What is asked: In the records below, pick out all lines containing the word "Full".

* * * * * * * * *

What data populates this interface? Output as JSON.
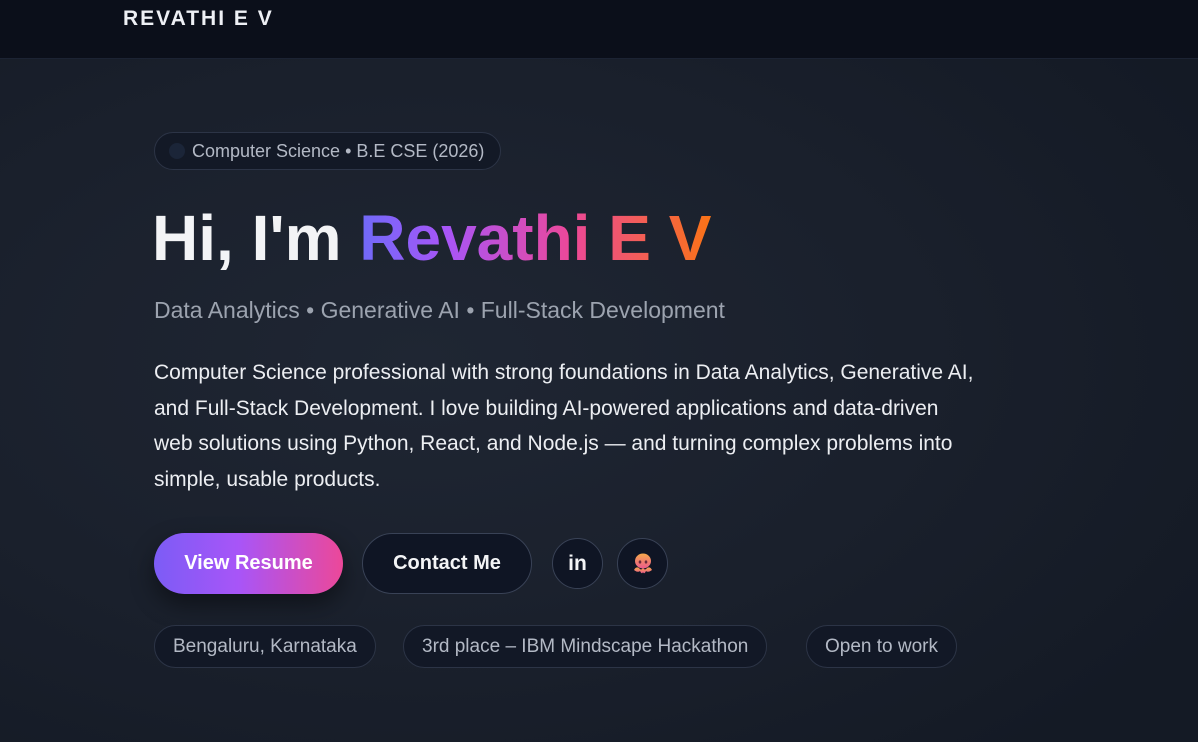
{
  "header": {
    "brand": "REVATHI E V"
  },
  "hero": {
    "badge": "Computer Science • B.E CSE (2026)",
    "greeting": "Hi, I'm ",
    "name": "Revathi E V",
    "subtitle": "Data Analytics • Generative AI • Full-Stack Development",
    "bio": "Computer Science professional with strong foundations in Data Analytics, Generative AI, and Full-Stack Development. I love building AI-powered applications and data-driven web solutions using Python, React, and Node.js — and turning complex problems into simple, usable products.",
    "primary_button": "View Resume",
    "secondary_button": "Contact Me",
    "linkedin_label": "in",
    "chips": [
      "Bengaluru, Karnataka",
      "3rd place – IBM Mindscape Hackathon",
      "Open to work"
    ]
  },
  "icons": {
    "linkedin": "linkedin-icon",
    "github": "github-octocat-icon"
  },
  "colors": {
    "background": "#151b27",
    "topbar": "#0b0f1a",
    "gradient_start": "#6f6af8",
    "gradient_mid": "#ec4899",
    "gradient_end": "#f97316"
  }
}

* * * * * * * * *

Final result:
    "subtitle": "Data Analytics • Generative AI • Full-Stack Development",
    "bio": "Computer Science professional with strong foundations in Data Analytics, Generative AI, and Full-Stack Development. I love building AI-powered applications and data-driven web solutions using Python, React, and Node.js — and turning complex problems into simple, usable products.",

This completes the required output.